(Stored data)

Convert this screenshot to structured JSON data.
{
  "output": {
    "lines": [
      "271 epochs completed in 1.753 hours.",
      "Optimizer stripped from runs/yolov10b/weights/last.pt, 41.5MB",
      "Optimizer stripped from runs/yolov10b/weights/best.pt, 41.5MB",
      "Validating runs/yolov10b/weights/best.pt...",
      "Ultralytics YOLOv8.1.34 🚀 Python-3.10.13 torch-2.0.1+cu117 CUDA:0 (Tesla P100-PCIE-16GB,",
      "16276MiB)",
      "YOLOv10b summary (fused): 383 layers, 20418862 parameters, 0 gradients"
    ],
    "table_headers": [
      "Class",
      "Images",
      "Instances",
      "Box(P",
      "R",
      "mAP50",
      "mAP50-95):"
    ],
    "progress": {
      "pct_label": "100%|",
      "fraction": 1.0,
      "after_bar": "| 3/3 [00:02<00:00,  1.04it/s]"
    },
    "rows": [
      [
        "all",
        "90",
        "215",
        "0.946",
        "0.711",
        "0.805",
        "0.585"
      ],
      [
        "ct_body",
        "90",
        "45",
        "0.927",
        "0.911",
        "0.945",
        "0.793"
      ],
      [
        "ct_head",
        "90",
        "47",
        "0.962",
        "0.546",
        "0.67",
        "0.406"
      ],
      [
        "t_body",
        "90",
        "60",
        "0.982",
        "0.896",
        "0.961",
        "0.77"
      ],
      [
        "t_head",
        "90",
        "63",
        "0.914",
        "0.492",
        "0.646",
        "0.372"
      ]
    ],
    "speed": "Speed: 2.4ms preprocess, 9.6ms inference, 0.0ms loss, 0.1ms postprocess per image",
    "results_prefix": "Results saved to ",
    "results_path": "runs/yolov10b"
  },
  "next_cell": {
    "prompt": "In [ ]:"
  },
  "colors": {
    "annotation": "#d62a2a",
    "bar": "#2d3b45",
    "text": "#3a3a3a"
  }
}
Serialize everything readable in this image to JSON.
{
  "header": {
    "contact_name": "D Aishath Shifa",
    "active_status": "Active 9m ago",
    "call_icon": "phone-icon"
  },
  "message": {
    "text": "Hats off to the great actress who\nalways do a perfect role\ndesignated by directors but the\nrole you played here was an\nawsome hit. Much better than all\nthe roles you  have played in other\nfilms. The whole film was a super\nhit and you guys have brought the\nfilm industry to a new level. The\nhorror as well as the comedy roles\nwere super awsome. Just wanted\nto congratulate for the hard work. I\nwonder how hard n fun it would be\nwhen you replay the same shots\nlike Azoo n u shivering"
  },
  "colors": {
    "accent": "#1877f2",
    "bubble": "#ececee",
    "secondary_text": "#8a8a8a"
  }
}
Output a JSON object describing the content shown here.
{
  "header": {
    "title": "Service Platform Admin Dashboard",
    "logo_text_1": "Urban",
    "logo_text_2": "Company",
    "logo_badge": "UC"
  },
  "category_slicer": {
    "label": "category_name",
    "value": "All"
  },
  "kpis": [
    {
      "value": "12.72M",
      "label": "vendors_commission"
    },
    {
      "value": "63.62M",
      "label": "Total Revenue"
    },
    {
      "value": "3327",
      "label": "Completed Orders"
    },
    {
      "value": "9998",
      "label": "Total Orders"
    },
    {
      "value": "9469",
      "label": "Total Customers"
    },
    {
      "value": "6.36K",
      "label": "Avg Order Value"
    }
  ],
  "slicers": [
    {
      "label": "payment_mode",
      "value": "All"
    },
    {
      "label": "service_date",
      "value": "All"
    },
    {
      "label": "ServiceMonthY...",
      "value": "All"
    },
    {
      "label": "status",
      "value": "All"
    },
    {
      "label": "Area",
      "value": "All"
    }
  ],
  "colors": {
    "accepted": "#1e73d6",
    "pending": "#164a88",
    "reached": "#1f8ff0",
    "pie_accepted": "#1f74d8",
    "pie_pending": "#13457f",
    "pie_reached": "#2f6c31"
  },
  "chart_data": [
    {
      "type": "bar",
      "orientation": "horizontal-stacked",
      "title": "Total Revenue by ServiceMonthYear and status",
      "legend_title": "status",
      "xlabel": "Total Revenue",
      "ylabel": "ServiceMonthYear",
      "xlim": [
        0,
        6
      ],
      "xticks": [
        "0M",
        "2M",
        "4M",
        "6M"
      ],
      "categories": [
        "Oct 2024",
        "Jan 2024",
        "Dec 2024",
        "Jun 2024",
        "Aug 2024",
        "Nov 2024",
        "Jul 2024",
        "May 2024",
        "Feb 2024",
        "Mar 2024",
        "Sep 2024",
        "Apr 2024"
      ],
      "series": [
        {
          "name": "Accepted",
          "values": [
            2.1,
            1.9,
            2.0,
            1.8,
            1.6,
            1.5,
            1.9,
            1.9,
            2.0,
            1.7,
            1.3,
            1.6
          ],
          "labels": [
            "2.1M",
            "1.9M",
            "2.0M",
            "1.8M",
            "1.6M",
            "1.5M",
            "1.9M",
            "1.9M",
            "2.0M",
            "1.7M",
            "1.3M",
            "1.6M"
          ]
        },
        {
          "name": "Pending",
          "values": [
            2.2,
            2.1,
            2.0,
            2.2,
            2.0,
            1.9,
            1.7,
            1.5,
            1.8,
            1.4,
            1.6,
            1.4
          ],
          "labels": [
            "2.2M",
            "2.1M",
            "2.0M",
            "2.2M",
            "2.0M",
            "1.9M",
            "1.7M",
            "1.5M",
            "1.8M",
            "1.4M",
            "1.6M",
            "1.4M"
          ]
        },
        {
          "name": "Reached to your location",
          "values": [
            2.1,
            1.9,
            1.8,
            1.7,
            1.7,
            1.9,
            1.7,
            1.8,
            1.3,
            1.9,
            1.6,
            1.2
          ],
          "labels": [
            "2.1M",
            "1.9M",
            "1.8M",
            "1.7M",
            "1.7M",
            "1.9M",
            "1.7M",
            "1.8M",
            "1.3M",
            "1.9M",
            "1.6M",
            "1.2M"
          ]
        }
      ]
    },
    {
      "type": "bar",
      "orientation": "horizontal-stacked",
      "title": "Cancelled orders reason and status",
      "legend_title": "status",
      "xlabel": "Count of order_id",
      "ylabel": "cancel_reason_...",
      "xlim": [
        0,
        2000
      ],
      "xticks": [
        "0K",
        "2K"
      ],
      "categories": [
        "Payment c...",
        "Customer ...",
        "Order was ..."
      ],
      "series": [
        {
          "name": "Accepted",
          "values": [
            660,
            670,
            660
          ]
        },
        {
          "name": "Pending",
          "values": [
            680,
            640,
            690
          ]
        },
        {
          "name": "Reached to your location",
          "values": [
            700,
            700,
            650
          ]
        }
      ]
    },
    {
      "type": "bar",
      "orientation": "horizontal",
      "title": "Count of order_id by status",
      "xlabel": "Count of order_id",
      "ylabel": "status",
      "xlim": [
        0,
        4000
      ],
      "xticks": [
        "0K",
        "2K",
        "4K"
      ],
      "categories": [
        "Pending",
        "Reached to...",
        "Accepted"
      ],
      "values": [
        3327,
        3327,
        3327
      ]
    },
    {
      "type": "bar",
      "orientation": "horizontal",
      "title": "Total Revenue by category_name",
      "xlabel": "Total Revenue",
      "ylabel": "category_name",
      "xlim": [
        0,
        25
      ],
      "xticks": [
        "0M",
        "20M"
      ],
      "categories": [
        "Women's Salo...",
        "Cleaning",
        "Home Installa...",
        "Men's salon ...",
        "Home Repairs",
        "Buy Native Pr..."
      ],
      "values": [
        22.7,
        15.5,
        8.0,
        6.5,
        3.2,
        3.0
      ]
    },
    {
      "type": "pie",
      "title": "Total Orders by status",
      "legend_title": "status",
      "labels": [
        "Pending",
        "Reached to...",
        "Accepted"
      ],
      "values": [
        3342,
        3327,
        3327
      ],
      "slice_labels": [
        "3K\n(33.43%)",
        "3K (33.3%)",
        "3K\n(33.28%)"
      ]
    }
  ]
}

> _THE REQUEST_
Go through the data and gather every line that holds "Optimizer".

> _FULL OUTPUT_
      "Optimizer stripped from runs/yolov10b/weights/last.pt, 41.5MB",
      "Optimizer stripped from runs/yolov10b/weights/best.pt, 41.5MB",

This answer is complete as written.